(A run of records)
## start

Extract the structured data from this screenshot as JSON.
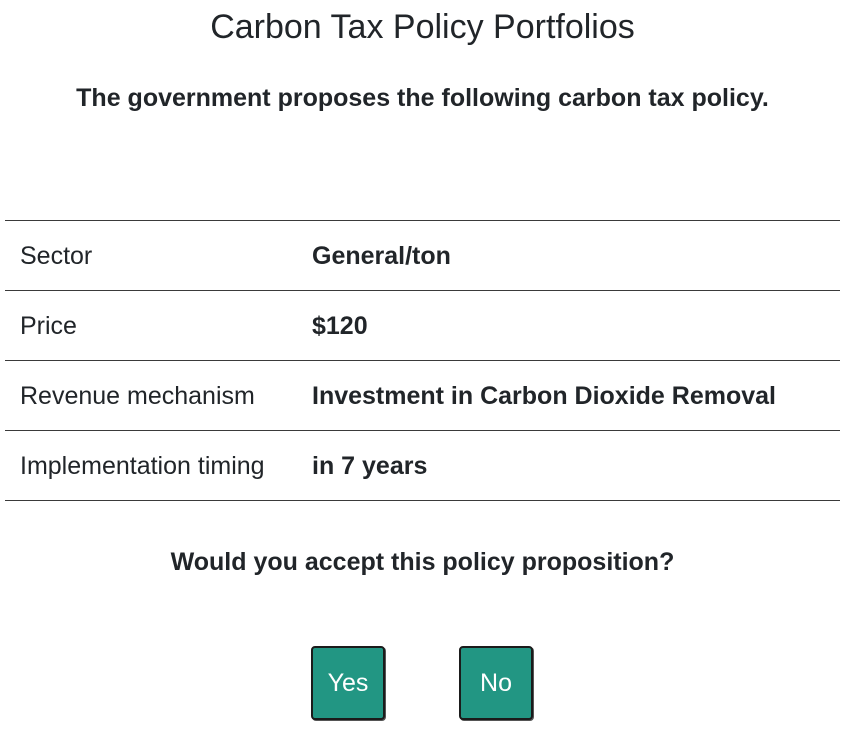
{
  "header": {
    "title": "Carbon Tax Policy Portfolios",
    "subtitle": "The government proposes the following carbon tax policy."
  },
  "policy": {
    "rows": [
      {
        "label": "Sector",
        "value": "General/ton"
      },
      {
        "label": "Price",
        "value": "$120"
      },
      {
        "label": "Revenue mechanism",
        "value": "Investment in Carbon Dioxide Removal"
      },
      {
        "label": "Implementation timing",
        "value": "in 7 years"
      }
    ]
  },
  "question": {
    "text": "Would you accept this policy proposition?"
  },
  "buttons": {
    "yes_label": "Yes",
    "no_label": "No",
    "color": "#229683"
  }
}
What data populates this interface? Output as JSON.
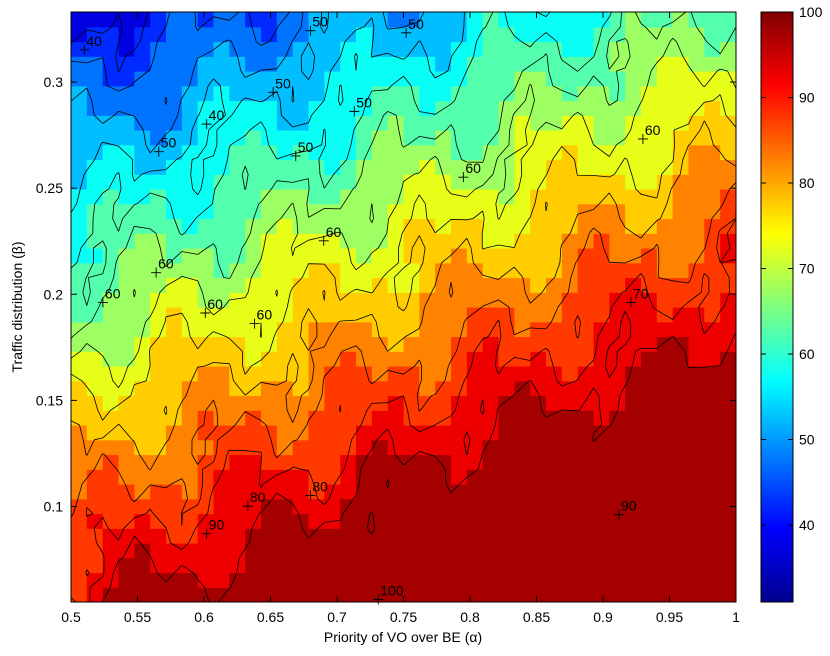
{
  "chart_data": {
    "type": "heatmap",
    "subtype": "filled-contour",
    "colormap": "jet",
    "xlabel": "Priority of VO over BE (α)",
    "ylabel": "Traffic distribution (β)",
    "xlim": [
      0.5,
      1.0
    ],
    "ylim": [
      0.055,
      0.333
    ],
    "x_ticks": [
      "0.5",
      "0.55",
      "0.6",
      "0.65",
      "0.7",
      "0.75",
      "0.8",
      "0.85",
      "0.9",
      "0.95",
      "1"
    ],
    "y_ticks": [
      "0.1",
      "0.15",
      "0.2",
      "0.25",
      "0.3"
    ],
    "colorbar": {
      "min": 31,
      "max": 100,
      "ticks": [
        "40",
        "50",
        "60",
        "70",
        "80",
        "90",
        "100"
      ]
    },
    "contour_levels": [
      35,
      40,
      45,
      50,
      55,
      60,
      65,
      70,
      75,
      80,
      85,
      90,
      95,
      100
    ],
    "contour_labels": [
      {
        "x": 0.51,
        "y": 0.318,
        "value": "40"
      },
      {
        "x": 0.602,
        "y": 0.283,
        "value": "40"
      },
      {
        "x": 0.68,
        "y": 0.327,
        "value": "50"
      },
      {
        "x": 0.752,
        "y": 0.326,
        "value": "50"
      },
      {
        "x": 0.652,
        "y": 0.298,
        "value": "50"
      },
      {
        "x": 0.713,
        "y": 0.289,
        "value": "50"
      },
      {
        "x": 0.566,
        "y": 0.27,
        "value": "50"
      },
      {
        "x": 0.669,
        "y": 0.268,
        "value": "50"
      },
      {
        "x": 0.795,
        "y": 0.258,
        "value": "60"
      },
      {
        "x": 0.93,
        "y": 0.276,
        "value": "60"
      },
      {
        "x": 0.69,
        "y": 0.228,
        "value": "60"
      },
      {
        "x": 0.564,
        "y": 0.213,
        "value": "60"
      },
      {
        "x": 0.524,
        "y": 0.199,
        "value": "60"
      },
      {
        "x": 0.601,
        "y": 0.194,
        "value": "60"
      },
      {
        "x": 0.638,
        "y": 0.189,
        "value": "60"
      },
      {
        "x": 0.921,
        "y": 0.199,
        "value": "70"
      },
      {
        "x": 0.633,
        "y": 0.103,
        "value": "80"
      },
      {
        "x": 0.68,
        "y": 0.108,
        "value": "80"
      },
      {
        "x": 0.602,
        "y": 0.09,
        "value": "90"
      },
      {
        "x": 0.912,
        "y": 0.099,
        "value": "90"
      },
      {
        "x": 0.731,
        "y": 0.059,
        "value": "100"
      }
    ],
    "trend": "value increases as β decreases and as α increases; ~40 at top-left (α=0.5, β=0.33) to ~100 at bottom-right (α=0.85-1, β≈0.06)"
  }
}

## end

- **EXERCISE DIRECTIONS**:
Collect every line above that contains the word "this".

- **EXERCISE RESPONSE**:
Extract the structured data from this screenshot as JSON.
    "text": "Would you accept this policy proposition?"
What data populates this interface? Output as JSON.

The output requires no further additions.